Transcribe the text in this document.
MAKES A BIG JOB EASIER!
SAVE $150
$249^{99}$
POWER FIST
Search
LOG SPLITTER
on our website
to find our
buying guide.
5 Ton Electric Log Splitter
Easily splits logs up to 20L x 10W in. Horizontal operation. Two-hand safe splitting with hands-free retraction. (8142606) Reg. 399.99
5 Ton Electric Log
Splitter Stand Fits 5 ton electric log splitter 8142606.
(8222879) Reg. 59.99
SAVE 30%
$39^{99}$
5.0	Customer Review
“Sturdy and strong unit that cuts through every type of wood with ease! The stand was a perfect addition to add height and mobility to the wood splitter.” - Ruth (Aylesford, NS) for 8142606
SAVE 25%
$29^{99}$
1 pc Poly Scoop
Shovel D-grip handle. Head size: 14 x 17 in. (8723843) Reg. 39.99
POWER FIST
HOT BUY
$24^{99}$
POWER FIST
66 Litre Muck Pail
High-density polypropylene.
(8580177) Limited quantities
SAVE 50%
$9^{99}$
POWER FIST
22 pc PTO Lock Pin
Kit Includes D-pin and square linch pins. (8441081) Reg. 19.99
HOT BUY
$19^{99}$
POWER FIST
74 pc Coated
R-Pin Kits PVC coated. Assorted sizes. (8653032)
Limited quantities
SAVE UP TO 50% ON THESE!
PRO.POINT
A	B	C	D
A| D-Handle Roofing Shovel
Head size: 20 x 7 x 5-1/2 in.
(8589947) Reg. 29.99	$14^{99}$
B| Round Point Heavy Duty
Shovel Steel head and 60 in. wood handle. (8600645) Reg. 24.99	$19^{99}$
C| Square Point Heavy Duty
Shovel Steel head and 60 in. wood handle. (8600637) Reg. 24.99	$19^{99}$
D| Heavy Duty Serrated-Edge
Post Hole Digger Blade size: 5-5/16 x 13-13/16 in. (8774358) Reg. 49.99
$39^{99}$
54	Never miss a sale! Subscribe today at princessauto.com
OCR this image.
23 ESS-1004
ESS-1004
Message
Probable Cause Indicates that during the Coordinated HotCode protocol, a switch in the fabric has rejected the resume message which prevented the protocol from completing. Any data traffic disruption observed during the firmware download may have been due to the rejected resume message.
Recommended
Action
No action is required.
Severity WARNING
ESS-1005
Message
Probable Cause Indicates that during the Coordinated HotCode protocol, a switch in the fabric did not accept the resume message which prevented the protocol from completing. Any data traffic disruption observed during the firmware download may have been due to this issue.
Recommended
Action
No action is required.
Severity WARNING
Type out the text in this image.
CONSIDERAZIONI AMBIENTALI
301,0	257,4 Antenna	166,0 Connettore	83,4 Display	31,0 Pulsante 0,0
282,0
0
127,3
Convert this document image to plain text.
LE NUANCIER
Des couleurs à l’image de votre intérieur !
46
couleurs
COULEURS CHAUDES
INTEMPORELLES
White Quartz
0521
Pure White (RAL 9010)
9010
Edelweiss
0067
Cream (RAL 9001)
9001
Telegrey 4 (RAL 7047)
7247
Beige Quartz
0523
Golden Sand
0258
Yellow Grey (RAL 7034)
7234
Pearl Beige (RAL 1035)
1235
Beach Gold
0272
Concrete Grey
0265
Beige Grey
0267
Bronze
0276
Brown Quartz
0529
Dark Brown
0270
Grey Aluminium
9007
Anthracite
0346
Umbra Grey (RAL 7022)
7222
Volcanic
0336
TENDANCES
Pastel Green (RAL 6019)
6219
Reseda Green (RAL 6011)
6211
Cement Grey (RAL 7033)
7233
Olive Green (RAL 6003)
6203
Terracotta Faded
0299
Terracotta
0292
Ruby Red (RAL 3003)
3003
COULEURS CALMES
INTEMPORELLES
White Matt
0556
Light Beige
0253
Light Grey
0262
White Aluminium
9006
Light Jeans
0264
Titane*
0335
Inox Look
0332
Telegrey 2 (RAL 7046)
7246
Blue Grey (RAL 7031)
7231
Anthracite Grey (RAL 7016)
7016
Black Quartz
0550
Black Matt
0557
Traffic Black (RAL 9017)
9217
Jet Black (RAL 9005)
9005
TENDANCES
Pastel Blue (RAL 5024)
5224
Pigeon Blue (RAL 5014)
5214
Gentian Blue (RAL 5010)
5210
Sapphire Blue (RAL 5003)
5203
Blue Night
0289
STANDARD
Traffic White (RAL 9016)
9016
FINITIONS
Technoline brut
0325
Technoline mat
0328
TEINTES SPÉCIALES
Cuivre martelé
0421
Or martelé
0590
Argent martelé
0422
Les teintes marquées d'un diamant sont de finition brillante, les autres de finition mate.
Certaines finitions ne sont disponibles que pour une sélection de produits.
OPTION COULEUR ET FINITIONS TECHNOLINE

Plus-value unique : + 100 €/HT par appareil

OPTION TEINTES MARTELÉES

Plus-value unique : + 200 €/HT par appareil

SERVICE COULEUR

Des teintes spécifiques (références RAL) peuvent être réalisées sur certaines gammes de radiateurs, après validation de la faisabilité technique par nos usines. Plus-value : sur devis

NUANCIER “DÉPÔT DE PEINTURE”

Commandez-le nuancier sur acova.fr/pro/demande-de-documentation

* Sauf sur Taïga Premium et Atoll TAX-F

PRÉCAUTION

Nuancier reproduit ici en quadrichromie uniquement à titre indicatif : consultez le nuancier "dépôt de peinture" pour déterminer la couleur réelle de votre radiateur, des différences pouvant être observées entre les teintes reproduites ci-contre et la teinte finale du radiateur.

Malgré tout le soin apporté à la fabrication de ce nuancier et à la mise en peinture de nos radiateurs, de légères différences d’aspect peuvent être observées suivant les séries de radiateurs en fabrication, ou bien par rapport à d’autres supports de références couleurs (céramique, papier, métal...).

_ _ _ _

In the records above, how many lines include the string "Blue"? Answer with only the number.

6